Stated exercise:
Using the listing below, copy every line that mentions "Carlyle".

Collected data:
········

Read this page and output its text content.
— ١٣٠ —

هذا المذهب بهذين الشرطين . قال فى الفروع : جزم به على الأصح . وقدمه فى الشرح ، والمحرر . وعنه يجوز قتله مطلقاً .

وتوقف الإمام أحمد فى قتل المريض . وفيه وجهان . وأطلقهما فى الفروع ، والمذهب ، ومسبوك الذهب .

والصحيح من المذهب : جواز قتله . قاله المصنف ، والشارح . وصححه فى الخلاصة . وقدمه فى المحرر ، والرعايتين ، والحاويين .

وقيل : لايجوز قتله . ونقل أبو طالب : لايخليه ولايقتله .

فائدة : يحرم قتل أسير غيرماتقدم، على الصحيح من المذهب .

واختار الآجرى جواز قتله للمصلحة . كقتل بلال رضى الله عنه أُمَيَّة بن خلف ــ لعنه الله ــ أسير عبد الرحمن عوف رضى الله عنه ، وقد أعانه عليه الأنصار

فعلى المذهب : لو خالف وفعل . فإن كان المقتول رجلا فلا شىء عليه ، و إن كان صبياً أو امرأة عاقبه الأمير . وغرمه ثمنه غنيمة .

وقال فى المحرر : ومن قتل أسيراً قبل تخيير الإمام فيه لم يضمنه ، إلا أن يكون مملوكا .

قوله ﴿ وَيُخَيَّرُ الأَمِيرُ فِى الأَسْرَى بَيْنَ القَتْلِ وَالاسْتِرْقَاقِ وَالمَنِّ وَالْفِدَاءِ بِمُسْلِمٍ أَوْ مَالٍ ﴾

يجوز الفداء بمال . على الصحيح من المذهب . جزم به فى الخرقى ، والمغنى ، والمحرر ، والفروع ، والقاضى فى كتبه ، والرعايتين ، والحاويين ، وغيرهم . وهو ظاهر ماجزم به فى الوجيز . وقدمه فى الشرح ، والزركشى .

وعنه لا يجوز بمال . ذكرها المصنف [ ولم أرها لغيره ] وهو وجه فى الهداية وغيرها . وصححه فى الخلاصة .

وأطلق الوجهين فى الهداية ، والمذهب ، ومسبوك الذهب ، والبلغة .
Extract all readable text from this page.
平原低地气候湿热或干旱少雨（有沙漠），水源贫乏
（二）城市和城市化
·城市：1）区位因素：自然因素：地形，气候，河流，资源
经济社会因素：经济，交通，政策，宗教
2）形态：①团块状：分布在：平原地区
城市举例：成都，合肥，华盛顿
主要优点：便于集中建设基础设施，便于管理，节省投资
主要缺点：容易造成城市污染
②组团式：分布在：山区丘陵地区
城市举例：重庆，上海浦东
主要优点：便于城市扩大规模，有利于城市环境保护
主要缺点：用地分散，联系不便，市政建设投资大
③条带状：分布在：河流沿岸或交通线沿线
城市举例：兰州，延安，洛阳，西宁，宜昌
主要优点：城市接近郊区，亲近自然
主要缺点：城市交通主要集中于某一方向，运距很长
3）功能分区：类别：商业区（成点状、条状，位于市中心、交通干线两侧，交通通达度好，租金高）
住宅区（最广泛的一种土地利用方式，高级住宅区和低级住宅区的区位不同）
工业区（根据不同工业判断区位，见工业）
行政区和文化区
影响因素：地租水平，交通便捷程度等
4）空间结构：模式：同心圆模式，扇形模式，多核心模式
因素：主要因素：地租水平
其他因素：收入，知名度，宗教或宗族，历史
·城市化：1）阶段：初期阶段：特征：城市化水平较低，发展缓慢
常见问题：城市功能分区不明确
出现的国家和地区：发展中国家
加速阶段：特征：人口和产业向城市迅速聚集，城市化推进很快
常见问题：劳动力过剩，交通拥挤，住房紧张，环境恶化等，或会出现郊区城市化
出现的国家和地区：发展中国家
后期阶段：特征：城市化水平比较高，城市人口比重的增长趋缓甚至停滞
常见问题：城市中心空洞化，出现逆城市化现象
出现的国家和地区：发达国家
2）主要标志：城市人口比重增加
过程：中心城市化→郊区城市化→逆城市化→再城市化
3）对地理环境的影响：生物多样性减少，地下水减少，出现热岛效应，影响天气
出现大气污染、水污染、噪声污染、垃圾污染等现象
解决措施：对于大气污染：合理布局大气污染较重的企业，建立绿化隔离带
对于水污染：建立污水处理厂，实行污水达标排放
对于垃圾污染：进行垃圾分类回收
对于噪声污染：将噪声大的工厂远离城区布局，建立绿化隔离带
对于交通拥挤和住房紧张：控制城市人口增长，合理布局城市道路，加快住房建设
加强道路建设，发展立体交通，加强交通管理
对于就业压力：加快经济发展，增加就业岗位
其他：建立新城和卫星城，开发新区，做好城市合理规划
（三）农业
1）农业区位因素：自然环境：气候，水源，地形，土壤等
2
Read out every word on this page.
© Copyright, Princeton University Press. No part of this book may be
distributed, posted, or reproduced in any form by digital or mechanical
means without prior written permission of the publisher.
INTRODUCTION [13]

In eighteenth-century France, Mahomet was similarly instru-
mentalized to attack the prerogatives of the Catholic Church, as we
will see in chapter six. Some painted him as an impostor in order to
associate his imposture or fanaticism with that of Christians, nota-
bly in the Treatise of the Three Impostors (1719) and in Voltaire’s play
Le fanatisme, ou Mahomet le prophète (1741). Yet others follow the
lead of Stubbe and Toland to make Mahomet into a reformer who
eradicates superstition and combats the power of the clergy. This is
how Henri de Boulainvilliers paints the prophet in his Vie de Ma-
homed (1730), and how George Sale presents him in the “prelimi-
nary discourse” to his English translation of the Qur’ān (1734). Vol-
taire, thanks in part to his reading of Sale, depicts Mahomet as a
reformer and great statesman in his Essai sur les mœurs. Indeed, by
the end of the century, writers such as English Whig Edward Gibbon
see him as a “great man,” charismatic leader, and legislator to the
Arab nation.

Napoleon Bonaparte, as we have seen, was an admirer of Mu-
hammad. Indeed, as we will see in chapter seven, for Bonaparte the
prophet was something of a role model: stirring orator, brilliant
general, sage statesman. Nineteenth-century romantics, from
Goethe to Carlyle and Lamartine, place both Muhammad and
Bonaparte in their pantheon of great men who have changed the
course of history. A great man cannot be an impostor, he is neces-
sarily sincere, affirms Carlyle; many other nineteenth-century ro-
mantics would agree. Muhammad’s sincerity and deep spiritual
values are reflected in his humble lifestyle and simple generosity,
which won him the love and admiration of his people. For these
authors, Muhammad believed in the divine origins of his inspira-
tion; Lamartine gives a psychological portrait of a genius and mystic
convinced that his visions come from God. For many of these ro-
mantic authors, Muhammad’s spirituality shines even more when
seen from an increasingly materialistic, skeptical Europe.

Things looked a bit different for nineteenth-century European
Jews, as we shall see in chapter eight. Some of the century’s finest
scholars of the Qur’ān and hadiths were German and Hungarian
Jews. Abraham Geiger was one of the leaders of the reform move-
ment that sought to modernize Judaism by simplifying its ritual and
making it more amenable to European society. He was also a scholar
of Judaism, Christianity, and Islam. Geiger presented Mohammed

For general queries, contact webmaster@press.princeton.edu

········

Reply to the exercise:
Goethe to Carlyle and Lamartine, place both Muhammad and
sarily sincere, affirms Carlyle; many other nineteenth-century ro-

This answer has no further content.